**Exercise details**
Transcribe every line of the records verbatim.

**Material supplied**
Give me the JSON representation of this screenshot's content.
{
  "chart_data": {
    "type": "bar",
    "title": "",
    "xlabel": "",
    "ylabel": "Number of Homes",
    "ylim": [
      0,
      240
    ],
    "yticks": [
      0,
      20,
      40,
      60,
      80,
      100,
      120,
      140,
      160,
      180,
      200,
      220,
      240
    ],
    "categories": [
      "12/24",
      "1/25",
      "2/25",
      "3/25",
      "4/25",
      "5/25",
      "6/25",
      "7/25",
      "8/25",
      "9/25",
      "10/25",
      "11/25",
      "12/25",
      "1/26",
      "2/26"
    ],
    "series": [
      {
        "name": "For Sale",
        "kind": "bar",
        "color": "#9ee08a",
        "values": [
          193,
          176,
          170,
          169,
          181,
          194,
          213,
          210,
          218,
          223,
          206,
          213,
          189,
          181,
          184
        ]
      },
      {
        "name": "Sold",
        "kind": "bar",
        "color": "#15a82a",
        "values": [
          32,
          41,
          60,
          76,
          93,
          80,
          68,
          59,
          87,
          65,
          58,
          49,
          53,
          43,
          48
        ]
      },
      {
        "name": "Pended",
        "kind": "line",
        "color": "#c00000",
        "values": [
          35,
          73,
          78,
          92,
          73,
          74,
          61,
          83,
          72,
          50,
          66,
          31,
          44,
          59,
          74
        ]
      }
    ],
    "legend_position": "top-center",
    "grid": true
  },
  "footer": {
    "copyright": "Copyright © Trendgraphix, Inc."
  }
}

**Right answer**
Give me the JSON representation of this screenshot's content.
{
  "chart_data": {
    "type": "bar",
    "title": "",
    "xlabel": "",
    "ylabel": "Number of Homes",
    "ylim": [
      0,
      240
    ],
    "yticks": [
      0,
      20,
      40,
      60,
      80,
      100,
      120,
      140,
      160,
      180,
      200,
      220,
      240
    ],
    "categories": [
      "12/24",
      "1/25",
      "2/25",
      "3/25",
      "4/25",
      "5/25",
      "6/25",
      "7/25",
      "8/25",
      "9/25",
      "10/25",
      "11/25",
      "12/25",
      "1/26",
      "2/26"
    ],
    "series": [
      {
        "name": "For Sale",
        "kind": "bar",
        "color": "#9ee08a",
        "values": [
          193,
          176,
          170,
          169,
          181,
          194,
          213,
          210,
          218,
          223,
          206,
          213,
          189,
          181,
          184
        ]
      },
      {
        "name": "Sold",
        "kind": "bar",
        "color": "#15a82a",
        "values": [
          32,
          41,
          60,
          76,
          93,
          80,
          68,
          59,
          87,
          65,
          58,
          49,
          53,
          43,
          48
        ]
      },
      {
        "name": "Pended",
        "kind": "line",
        "color": "#c00000",
        "values": [
          35,
          73,
          78,
          92,
          73,
          74,
          61,
          83,
          72,
          50,
          66,
          31,
          44,
          59,
          74
        ]
      }
    ],
    "legend_position": "top-center",
    "grid": true
  },
  "footer": {
    "copyright": "Copyright © Trendgraphix, Inc."
  }
}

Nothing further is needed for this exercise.